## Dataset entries
++++++++
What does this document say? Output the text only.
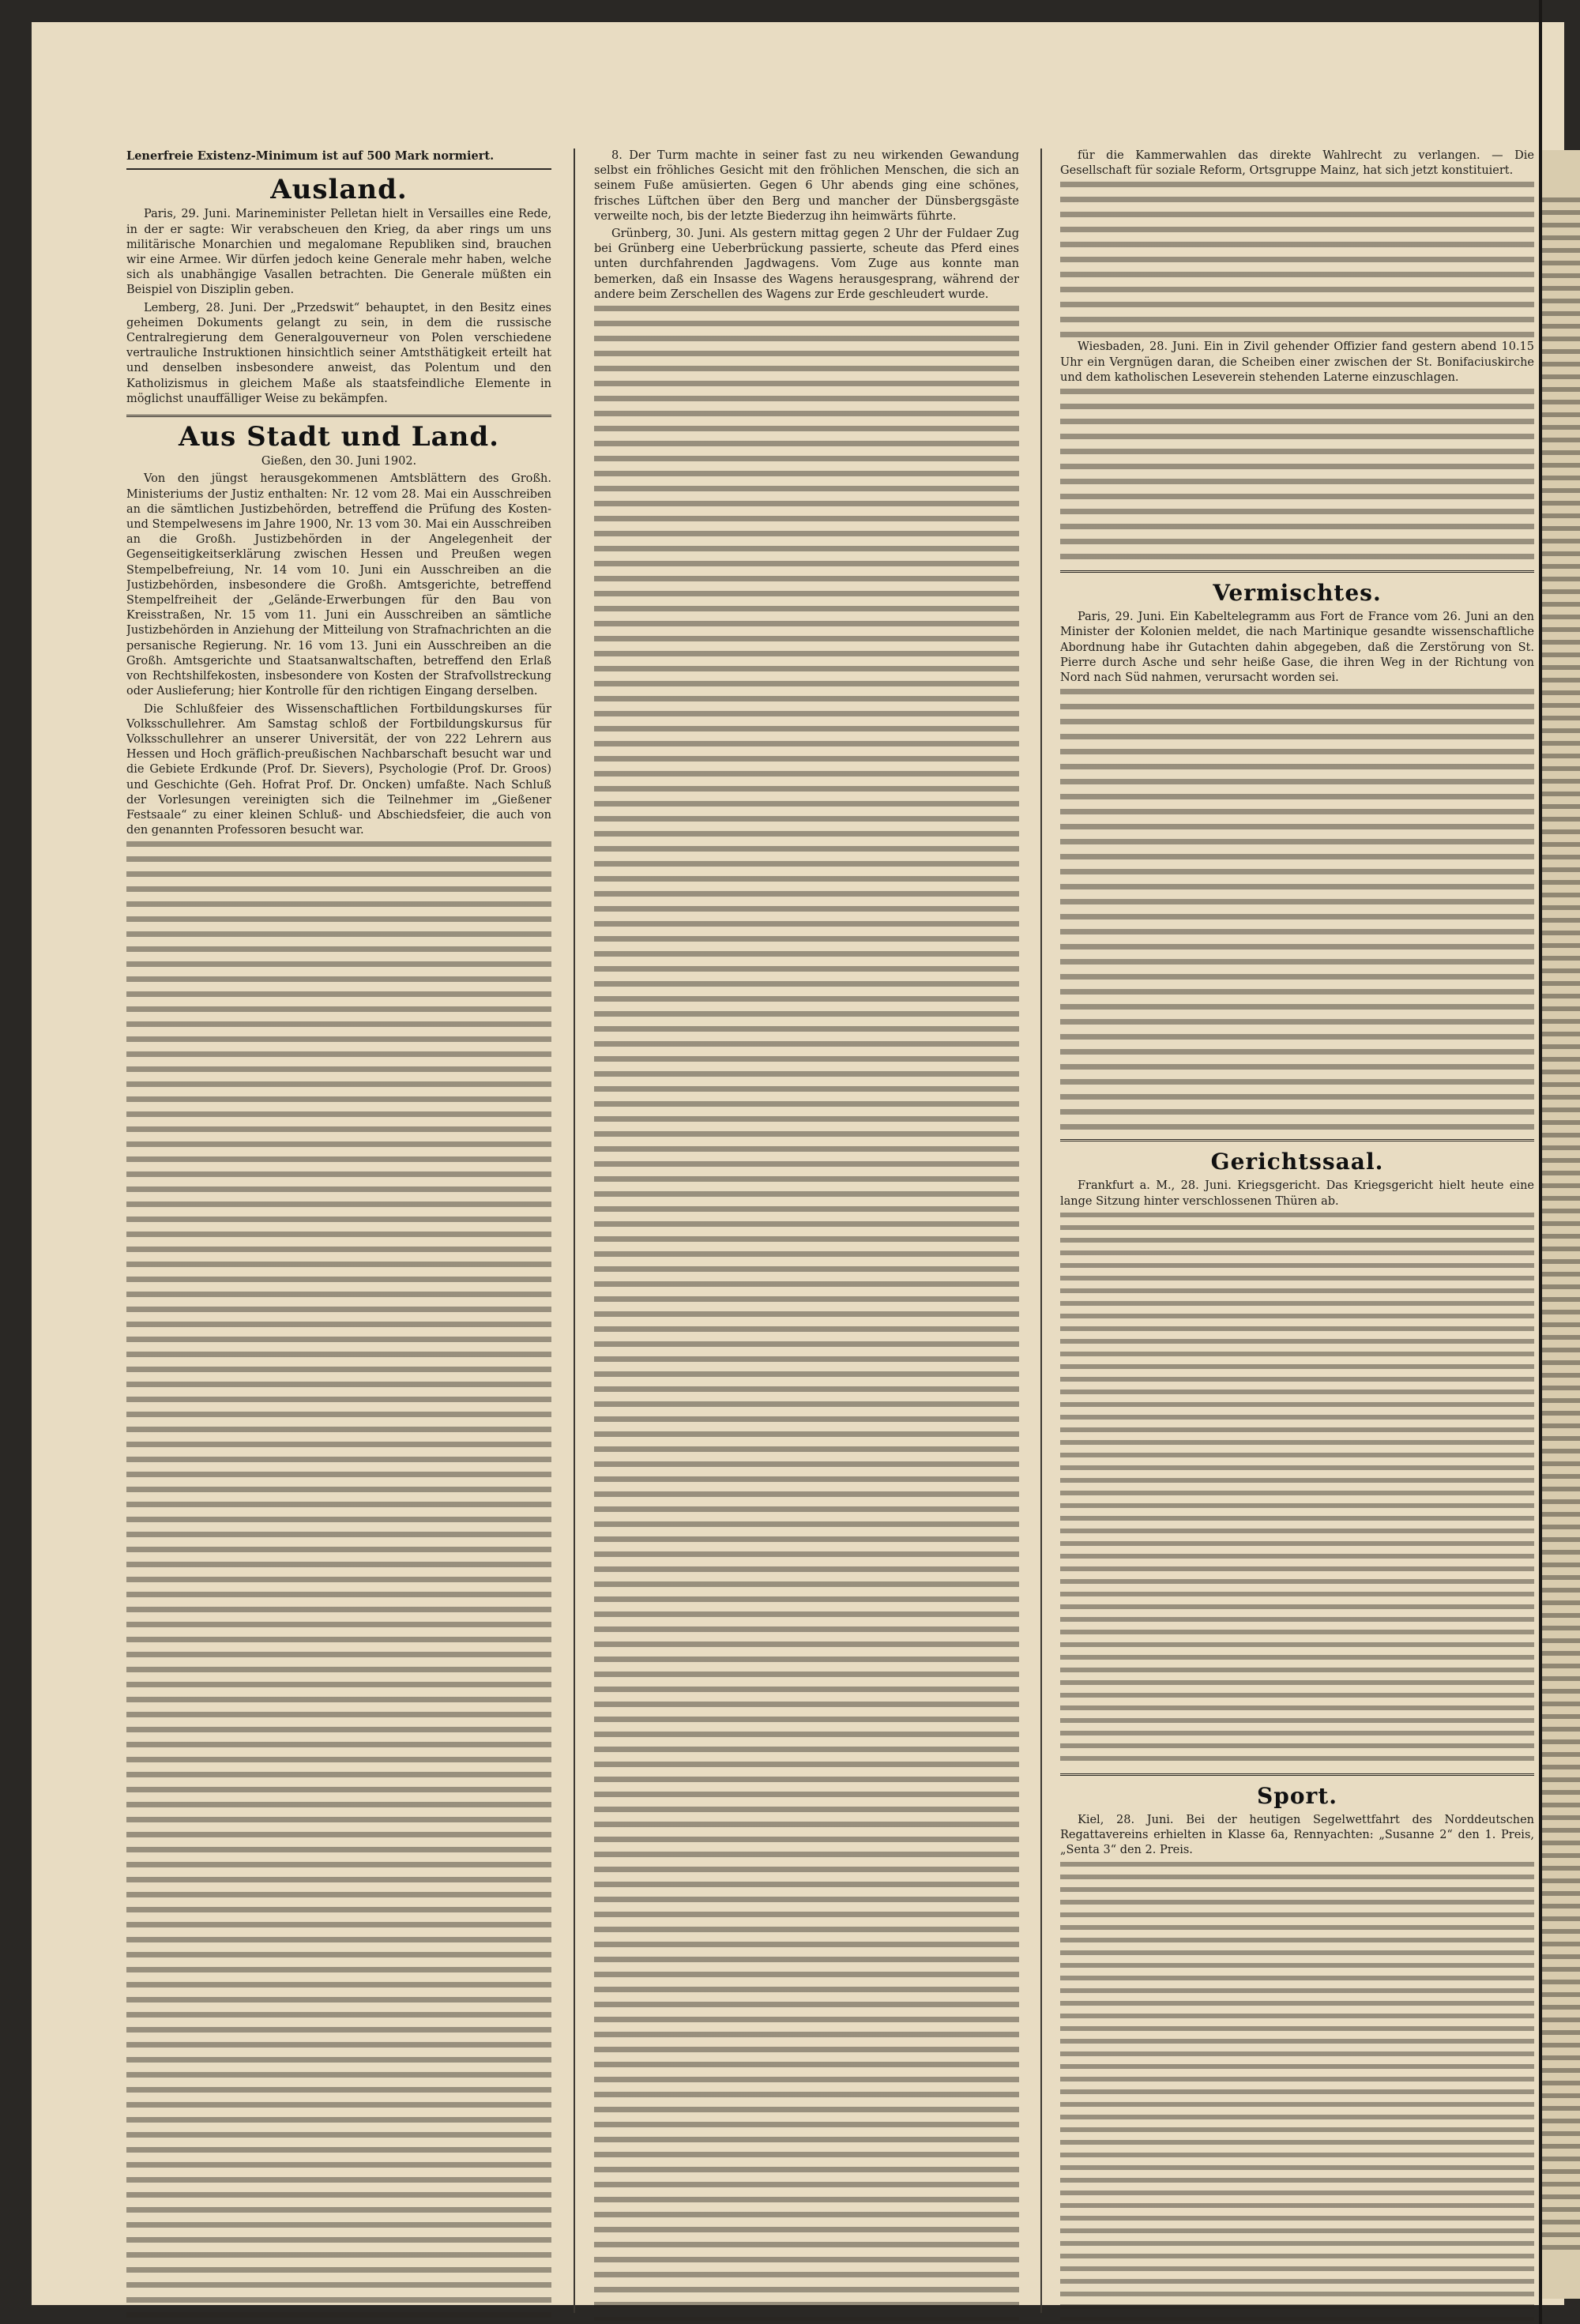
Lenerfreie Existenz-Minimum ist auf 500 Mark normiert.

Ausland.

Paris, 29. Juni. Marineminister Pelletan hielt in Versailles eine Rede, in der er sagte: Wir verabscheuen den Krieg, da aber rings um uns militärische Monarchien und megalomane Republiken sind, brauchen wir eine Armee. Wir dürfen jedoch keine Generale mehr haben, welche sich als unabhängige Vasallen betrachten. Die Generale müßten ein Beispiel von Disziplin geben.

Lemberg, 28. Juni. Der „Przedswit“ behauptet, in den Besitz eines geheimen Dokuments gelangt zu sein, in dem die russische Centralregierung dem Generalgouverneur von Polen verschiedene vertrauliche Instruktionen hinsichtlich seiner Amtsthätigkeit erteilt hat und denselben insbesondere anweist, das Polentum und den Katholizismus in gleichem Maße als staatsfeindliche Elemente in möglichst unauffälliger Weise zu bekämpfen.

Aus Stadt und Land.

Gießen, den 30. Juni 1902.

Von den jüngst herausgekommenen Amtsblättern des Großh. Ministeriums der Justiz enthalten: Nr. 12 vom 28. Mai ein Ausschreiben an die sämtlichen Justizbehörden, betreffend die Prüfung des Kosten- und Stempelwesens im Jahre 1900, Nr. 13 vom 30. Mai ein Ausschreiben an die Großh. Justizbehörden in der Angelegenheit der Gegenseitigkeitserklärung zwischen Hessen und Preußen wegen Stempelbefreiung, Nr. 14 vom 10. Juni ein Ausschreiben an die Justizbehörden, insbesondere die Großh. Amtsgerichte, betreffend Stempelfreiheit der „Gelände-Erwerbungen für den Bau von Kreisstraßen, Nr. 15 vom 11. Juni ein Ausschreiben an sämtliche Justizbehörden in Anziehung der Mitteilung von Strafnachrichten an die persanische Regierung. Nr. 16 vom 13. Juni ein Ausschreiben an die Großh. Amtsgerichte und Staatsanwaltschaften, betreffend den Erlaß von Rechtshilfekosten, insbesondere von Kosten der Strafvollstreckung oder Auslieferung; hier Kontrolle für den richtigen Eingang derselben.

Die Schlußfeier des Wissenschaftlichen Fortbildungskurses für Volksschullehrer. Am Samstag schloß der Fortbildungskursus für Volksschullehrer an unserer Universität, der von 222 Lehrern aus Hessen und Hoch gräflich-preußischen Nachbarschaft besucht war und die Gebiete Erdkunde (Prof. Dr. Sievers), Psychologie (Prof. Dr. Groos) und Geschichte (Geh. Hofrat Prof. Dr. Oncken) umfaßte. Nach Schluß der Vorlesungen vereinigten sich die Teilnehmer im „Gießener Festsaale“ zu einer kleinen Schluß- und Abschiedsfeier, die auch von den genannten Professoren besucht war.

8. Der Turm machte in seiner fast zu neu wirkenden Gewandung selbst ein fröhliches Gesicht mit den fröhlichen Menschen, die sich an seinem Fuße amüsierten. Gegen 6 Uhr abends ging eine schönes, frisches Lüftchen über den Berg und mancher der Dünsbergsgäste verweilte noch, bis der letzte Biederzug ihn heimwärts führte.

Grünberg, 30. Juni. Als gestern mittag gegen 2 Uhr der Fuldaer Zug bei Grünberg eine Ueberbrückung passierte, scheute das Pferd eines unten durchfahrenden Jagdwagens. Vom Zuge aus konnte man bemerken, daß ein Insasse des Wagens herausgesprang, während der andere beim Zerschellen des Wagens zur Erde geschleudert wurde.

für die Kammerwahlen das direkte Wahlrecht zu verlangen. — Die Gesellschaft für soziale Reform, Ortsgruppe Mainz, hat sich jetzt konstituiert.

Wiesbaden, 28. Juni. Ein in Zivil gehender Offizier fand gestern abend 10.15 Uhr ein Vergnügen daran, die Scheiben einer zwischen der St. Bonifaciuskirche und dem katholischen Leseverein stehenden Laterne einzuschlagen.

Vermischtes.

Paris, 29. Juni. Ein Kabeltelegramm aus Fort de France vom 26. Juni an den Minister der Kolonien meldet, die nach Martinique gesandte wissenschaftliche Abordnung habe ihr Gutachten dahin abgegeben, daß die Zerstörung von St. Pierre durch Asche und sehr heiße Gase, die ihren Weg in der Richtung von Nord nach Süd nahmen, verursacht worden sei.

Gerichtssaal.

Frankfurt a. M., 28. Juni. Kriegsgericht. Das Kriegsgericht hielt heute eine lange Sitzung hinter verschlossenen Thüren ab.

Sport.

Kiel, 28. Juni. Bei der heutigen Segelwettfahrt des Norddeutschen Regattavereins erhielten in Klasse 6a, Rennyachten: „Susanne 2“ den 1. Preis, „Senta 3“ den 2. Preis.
++++++++
## Directions
Leave the pictures out and copy the rest of the data exactly.

## Exercise response
What does this document say? Output the text only.
Lenerfreie Existenz-Minimum ist auf 500 Mark normiert.

Ausland.

Paris, 29. Juni. Marineminister Pelletan hielt in Versailles eine Rede, in der er sagte: Wir verabscheuen den Krieg, da aber rings um uns militärische Monarchien und megalomane Republiken sind, brauchen wir eine Armee. Wir dürfen jedoch keine Generale mehr haben, welche sich als unabhängige Vasallen betrachten. Die Generale müßten ein Beispiel von Disziplin geben.

Lemberg, 28. Juni. Der „Przedswit“ behauptet, in den Besitz eines geheimen Dokuments gelangt zu sein, in dem die russische Centralregierung dem Generalgouverneur von Polen verschiedene vertrauliche Instruktionen hinsichtlich seiner Amtsthätigkeit erteilt hat und denselben insbesondere anweist, das Polentum und den Katholizismus in gleichem Maße als staatsfeindliche Elemente in möglichst unauffälliger Weise zu bekämpfen.

Aus Stadt und Land.

Gießen, den 30. Juni 1902.

Von den jüngst herausgekommenen Amtsblättern des Großh. Ministeriums der Justiz enthalten: Nr. 12 vom 28. Mai ein Ausschreiben an die sämtlichen Justizbehörden, betreffend die Prüfung des Kosten- und Stempelwesens im Jahre 1900, Nr. 13 vom 30. Mai ein Ausschreiben an die Großh. Justizbehörden in der Angelegenheit der Gegenseitigkeitserklärung zwischen Hessen und Preußen wegen Stempelbefreiung, Nr. 14 vom 10. Juni ein Ausschreiben an die Justizbehörden, insbesondere die Großh. Amtsgerichte, betreffend Stempelfreiheit der „Gelände-Erwerbungen für den Bau von Kreisstraßen, Nr. 15 vom 11. Juni ein Ausschreiben an sämtliche Justizbehörden in Anziehung der Mitteilung von Strafnachrichten an die persanische Regierung. Nr. 16 vom 13. Juni ein Ausschreiben an die Großh. Amtsgerichte und Staatsanwaltschaften, betreffend den Erlaß von Rechtshilfekosten, insbesondere von Kosten der Strafvollstreckung oder Auslieferung; hier Kontrolle für den richtigen Eingang derselben.

Die Schlußfeier des Wissenschaftlichen Fortbildungskurses für Volksschullehrer. Am Samstag schloß der Fortbildungskursus für Volksschullehrer an unserer Universität, der von 222 Lehrern aus Hessen und Hoch gräflich-preußischen Nachbarschaft besucht war und die Gebiete Erdkunde (Prof. Dr. Sievers), Psychologie (Prof. Dr. Groos) und Geschichte (Geh. Hofrat Prof. Dr. Oncken) umfaßte. Nach Schluß der Vorlesungen vereinigten sich die Teilnehmer im „Gießener Festsaale“ zu einer kleinen Schluß- und Abschiedsfeier, die auch von den genannten Professoren besucht war.

8. Der Turm machte in seiner fast zu neu wirkenden Gewandung selbst ein fröhliches Gesicht mit den fröhlichen Menschen, die sich an seinem Fuße amüsierten. Gegen 6 Uhr abends ging eine schönes, frisches Lüftchen über den Berg und mancher der Dünsbergsgäste verweilte noch, bis der letzte Biederzug ihn heimwärts führte.

Grünberg, 30. Juni. Als gestern mittag gegen 2 Uhr der Fuldaer Zug bei Grünberg eine Ueberbrückung passierte, scheute das Pferd eines unten durchfahrenden Jagdwagens. Vom Zuge aus konnte man bemerken, daß ein Insasse des Wagens herausgesprang, während der andere beim Zerschellen des Wagens zur Erde geschleudert wurde.

für die Kammerwahlen das direkte Wahlrecht zu verlangen. — Die Gesellschaft für soziale Reform, Ortsgruppe Mainz, hat sich jetzt konstituiert.

Wiesbaden, 28. Juni. Ein in Zivil gehender Offizier fand gestern abend 10.15 Uhr ein Vergnügen daran, die Scheiben einer zwischen der St. Bonifaciuskirche und dem katholischen Leseverein stehenden Laterne einzuschlagen.

Vermischtes.

Paris, 29. Juni. Ein Kabeltelegramm aus Fort de France vom 26. Juni an den Minister der Kolonien meldet, die nach Martinique gesandte wissenschaftliche Abordnung habe ihr Gutachten dahin abgegeben, daß die Zerstörung von St. Pierre durch Asche und sehr heiße Gase, die ihren Weg in der Richtung von Nord nach Süd nahmen, verursacht worden sei.

Gerichtssaal.

Frankfurt a. M., 28. Juni. Kriegsgericht. Das Kriegsgericht hielt heute eine lange Sitzung hinter verschlossenen Thüren ab.

Sport.

Kiel, 28. Juni. Bei der heutigen Segelwettfahrt des Norddeutschen Regattavereins erhielten in Klasse 6a, Rennyachten: „Susanne 2“ den 1. Preis, „Senta 3“ den 2. Preis.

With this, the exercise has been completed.